═════ Data excerpts ═════

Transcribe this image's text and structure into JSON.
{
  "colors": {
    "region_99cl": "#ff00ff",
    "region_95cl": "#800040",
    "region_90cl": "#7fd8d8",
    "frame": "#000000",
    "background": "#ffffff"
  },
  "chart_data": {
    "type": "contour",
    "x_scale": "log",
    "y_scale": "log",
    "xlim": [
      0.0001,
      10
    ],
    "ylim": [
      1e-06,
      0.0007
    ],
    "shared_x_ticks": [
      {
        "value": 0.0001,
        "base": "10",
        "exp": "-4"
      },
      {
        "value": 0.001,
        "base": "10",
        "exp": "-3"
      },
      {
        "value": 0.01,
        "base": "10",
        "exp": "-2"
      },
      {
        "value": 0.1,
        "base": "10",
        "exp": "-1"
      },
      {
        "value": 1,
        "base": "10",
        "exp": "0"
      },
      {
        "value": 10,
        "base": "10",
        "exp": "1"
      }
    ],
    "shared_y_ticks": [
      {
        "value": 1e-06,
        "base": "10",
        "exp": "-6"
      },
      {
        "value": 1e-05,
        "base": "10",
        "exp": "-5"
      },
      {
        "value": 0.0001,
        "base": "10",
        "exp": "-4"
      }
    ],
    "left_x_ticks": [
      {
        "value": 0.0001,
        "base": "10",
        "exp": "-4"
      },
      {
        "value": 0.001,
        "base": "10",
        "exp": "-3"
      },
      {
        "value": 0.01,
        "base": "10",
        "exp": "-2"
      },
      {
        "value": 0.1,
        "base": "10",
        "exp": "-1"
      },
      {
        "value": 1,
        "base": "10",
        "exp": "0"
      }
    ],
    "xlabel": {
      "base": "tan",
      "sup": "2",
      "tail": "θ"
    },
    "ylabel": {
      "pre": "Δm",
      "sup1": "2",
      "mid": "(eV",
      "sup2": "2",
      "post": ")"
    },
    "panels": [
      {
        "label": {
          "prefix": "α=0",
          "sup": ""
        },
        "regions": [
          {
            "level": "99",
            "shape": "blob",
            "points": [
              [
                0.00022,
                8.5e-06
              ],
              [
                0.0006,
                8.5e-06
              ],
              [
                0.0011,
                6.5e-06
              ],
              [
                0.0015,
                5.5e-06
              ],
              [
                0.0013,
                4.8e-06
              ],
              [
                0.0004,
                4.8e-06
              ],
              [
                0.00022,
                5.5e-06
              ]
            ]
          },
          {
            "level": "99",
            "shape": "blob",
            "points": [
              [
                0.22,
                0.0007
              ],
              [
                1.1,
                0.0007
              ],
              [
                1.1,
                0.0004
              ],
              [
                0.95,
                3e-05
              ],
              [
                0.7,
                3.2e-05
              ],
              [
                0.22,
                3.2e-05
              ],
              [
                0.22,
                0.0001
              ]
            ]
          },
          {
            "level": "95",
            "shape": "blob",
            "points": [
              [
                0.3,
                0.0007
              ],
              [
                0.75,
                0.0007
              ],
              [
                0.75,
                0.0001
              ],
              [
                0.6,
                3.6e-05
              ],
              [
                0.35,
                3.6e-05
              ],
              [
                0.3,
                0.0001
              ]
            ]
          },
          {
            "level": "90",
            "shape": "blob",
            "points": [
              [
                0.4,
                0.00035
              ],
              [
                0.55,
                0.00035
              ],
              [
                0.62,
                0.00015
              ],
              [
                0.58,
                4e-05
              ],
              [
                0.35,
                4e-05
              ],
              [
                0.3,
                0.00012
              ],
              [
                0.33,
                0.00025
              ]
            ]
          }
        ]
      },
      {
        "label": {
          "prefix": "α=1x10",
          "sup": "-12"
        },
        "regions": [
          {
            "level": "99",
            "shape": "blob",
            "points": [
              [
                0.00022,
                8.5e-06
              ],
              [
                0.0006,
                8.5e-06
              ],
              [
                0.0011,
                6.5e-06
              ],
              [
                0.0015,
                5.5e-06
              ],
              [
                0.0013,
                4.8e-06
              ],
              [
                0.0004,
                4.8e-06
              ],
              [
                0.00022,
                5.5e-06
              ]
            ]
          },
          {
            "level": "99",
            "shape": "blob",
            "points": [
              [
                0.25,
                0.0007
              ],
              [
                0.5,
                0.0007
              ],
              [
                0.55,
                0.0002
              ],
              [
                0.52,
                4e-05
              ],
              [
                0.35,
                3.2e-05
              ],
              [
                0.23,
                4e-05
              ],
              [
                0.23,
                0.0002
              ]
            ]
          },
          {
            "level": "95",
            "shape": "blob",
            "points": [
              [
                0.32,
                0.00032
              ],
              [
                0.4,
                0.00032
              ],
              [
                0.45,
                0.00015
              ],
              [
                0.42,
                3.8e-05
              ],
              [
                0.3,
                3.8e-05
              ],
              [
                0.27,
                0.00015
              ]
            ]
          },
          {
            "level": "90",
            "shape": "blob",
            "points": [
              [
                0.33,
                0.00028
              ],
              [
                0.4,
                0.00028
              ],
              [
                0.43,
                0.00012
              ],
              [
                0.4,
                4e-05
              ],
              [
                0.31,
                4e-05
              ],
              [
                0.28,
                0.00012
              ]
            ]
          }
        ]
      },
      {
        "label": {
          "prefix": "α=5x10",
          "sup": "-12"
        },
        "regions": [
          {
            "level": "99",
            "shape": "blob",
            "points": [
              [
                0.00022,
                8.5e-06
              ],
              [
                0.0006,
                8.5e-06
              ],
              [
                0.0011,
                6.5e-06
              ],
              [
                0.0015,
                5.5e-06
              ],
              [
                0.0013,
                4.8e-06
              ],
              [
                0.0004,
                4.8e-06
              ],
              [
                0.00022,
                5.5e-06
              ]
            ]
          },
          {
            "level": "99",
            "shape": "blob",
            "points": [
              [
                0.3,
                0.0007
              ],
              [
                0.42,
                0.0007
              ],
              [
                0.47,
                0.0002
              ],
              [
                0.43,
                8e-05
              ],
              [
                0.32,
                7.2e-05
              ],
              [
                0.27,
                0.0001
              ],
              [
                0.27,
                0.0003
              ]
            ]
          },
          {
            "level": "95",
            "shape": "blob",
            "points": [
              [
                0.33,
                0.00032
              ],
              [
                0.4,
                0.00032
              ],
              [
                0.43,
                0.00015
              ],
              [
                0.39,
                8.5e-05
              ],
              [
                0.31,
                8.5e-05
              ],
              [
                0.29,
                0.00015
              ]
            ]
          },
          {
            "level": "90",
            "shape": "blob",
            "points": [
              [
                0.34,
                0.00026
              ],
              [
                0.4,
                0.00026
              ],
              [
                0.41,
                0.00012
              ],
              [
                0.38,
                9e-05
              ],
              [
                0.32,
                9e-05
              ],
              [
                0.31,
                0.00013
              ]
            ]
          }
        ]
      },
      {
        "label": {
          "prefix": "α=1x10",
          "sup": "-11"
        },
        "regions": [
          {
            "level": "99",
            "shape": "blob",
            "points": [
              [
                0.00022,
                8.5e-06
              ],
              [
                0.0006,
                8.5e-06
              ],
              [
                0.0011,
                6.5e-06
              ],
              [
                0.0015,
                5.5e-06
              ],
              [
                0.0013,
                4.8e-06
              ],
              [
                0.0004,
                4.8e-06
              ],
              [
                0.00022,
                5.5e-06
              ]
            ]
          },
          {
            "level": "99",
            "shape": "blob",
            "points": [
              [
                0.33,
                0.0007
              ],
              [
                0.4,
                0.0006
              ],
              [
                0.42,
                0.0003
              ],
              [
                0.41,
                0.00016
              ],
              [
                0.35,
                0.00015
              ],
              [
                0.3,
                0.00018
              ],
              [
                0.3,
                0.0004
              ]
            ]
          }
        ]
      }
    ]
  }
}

═════

_Work to complete_
Select all lines in the listing that include the word "prefix".

_Full answer_
          "prefix": "α=0",
          "prefix": "α=1x10",
          "prefix": "α=5x10",
          "prefix": "α=1x10",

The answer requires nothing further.